Extracted records:

>> Start

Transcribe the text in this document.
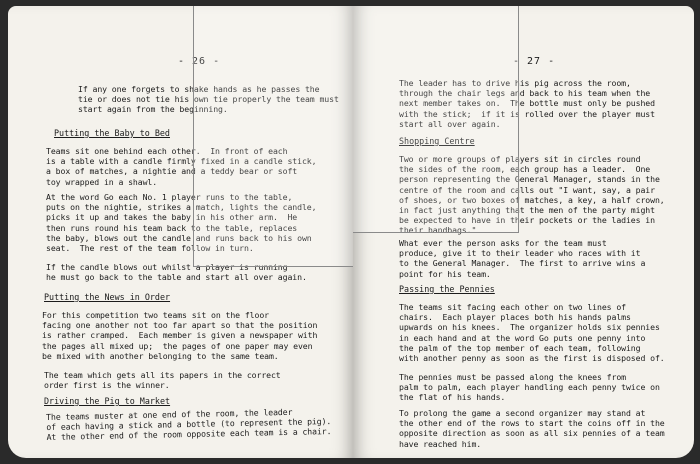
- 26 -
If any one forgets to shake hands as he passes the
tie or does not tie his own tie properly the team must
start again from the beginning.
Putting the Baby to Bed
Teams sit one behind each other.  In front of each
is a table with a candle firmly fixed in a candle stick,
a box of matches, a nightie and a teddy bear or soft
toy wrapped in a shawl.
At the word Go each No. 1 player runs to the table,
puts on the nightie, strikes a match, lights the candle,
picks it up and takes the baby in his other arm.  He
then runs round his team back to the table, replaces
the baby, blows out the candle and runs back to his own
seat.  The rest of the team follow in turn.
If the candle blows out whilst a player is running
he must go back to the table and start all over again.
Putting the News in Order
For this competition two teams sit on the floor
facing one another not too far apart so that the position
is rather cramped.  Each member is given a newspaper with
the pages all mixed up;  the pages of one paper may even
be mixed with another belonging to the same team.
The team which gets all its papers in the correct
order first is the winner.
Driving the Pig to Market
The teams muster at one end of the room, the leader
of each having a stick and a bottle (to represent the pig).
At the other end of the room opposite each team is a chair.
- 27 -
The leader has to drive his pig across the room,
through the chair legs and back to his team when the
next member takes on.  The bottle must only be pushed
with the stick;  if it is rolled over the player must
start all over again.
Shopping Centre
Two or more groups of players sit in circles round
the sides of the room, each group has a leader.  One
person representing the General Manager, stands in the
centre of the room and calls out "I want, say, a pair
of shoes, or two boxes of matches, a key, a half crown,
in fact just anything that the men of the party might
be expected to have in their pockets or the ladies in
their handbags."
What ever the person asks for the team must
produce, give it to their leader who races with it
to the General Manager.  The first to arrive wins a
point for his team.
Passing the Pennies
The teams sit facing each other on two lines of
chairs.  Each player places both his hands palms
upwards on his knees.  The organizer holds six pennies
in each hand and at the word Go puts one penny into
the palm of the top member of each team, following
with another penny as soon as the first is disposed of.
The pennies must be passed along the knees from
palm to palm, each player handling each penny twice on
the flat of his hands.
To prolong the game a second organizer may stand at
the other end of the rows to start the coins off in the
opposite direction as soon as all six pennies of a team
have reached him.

>> End
>> Start

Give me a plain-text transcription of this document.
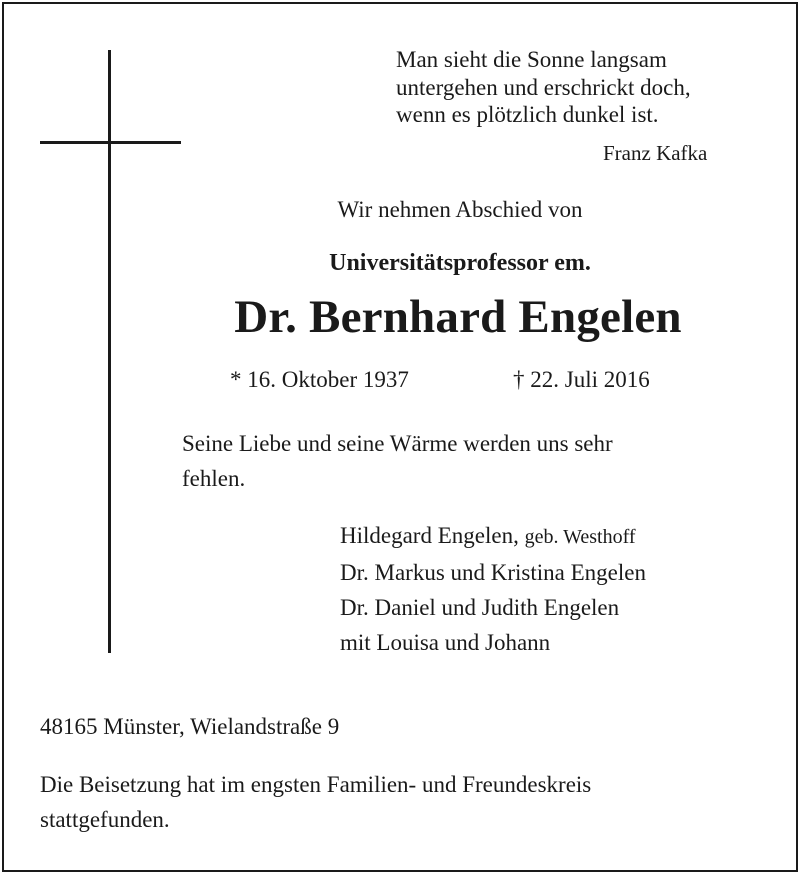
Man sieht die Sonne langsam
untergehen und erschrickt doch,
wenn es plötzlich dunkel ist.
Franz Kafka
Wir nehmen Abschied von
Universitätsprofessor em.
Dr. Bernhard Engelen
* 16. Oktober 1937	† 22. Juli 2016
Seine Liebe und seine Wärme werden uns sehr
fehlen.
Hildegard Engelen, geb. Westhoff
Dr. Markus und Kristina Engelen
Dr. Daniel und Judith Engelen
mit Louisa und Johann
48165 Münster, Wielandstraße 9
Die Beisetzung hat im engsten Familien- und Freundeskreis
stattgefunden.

>> End

= The problem =
Pull out all lines of the data with the string "document".

= Output for this exercise =
Transcribe the text in this document.
Give me a plain-text transcription of this document.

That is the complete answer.